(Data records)

** start **

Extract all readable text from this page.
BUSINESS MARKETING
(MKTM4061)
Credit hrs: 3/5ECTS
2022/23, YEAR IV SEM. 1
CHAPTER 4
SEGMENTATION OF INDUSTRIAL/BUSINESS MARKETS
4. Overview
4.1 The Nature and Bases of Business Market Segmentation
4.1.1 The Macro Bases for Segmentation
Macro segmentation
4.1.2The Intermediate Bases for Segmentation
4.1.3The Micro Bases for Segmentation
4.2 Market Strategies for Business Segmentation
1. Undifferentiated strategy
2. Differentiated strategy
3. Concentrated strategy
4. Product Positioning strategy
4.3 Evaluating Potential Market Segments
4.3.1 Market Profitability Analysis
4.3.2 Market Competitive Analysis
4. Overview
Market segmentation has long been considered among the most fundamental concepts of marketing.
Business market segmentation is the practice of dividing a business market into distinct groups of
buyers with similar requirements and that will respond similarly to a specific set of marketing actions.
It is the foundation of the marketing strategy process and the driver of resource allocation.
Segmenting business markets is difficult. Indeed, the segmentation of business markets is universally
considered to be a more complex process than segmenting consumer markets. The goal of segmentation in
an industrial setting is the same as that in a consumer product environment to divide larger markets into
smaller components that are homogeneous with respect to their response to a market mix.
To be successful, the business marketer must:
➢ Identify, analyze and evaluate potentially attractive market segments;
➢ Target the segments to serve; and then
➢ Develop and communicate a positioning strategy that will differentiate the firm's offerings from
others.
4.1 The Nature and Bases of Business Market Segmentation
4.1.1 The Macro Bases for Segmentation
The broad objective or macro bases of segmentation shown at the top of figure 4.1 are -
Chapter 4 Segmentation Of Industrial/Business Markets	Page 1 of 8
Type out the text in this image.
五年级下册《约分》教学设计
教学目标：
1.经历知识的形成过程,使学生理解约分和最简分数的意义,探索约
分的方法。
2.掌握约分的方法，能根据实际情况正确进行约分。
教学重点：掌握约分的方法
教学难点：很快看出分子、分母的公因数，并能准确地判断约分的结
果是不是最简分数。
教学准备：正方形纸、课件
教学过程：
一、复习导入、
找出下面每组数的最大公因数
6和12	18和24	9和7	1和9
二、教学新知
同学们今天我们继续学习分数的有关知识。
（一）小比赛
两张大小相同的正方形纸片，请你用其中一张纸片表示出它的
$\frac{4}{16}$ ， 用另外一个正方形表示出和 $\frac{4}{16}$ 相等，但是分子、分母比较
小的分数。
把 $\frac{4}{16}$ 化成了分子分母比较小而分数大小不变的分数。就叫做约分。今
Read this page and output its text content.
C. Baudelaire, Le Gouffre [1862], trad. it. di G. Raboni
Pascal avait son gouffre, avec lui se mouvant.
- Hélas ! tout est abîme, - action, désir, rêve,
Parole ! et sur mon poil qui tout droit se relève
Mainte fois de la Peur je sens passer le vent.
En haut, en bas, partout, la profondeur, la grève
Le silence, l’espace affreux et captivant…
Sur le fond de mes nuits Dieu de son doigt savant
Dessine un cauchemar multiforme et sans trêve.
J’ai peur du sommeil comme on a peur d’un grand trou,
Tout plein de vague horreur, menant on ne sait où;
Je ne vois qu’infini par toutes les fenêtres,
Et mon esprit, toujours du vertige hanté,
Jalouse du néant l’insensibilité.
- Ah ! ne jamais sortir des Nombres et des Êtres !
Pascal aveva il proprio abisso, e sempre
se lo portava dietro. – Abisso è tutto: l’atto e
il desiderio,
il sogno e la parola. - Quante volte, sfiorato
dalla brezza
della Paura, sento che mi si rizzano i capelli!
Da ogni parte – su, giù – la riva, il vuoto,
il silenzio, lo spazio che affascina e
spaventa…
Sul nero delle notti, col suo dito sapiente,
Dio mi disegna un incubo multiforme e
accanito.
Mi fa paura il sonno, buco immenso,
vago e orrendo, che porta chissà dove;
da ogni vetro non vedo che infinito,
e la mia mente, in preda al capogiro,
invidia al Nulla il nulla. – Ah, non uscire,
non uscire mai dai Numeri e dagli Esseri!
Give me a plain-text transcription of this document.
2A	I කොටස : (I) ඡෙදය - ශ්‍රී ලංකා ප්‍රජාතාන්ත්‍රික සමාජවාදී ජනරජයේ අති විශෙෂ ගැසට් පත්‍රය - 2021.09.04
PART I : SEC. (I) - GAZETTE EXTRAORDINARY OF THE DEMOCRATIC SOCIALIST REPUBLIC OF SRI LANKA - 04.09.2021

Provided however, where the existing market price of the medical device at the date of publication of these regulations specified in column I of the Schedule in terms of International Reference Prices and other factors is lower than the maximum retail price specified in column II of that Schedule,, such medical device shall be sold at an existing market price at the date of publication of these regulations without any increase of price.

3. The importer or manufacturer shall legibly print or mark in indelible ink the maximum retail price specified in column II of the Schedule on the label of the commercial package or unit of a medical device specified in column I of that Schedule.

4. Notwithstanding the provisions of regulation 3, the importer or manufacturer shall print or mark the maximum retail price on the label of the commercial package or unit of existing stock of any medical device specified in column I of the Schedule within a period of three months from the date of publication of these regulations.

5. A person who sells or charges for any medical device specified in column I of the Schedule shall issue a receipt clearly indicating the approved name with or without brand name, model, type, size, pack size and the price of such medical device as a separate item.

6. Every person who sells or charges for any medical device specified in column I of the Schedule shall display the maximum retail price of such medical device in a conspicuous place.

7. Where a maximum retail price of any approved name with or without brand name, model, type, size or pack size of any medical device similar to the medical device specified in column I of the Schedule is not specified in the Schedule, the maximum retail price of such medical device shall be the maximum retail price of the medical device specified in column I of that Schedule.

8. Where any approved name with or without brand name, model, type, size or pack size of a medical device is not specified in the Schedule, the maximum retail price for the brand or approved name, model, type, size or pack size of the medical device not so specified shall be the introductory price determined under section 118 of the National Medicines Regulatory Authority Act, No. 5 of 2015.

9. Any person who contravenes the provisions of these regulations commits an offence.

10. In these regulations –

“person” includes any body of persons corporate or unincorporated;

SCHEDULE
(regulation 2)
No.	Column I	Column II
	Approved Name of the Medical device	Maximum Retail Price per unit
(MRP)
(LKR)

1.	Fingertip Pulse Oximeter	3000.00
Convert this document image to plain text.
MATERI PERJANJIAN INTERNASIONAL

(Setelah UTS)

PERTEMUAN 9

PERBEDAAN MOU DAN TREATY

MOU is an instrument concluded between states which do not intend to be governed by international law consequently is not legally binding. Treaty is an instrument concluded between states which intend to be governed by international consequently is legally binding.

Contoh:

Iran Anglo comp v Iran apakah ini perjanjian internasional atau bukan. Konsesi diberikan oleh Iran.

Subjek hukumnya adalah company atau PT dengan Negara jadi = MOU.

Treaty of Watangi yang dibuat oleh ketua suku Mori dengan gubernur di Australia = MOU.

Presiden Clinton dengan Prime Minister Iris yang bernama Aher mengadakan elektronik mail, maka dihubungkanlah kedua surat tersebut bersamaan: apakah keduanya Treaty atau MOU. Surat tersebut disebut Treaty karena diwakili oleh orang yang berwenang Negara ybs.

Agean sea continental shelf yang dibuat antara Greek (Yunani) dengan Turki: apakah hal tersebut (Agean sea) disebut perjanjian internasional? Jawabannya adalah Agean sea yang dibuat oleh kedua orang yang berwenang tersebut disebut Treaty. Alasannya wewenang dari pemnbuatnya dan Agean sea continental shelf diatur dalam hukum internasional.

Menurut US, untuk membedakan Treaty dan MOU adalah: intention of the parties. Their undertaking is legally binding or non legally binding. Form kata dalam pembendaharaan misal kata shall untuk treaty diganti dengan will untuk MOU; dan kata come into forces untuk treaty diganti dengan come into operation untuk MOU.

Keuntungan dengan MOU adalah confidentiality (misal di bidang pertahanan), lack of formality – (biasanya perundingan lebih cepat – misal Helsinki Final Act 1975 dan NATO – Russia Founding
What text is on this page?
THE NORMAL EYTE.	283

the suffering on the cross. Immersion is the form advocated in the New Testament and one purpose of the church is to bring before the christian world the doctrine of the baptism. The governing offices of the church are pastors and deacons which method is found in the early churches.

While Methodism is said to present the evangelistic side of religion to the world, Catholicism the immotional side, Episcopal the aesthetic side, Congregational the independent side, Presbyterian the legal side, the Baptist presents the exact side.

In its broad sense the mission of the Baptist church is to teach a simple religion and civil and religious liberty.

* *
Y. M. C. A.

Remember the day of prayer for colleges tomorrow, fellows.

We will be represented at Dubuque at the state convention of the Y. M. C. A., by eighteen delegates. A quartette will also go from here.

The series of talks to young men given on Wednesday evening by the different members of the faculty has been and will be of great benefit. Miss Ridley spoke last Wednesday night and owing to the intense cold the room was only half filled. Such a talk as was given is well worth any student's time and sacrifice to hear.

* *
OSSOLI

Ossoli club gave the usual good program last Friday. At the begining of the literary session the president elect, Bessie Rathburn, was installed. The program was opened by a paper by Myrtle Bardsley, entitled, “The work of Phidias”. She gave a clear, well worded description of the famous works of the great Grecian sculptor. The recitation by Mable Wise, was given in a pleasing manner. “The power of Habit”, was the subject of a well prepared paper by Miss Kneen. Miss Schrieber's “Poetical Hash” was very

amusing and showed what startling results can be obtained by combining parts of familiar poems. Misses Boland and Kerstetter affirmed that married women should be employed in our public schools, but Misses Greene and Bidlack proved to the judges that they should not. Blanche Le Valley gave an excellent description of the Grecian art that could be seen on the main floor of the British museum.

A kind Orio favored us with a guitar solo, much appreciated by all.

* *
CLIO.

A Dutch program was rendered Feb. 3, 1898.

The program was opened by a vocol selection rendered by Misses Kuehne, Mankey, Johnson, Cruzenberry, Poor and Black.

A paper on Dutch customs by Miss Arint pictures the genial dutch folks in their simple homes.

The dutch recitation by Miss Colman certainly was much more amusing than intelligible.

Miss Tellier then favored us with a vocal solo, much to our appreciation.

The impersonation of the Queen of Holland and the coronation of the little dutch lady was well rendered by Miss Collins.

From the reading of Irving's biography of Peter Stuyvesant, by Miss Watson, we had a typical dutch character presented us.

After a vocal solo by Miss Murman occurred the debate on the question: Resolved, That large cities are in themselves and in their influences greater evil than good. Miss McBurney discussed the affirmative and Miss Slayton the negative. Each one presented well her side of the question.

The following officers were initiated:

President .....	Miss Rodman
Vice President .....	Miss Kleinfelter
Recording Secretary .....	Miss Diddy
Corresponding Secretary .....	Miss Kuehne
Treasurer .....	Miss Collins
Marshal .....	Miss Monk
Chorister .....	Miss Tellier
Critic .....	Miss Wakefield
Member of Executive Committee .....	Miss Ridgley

** end **

(INSTRUCTIONS FOR THE TASK)
Take every line from the records above that has the word "Pascal" and copy it.

(TASK OUTPUT)
Pascal avait son gouffre, avec lui se mouvant.
Pascal aveva il proprio abisso, e sempre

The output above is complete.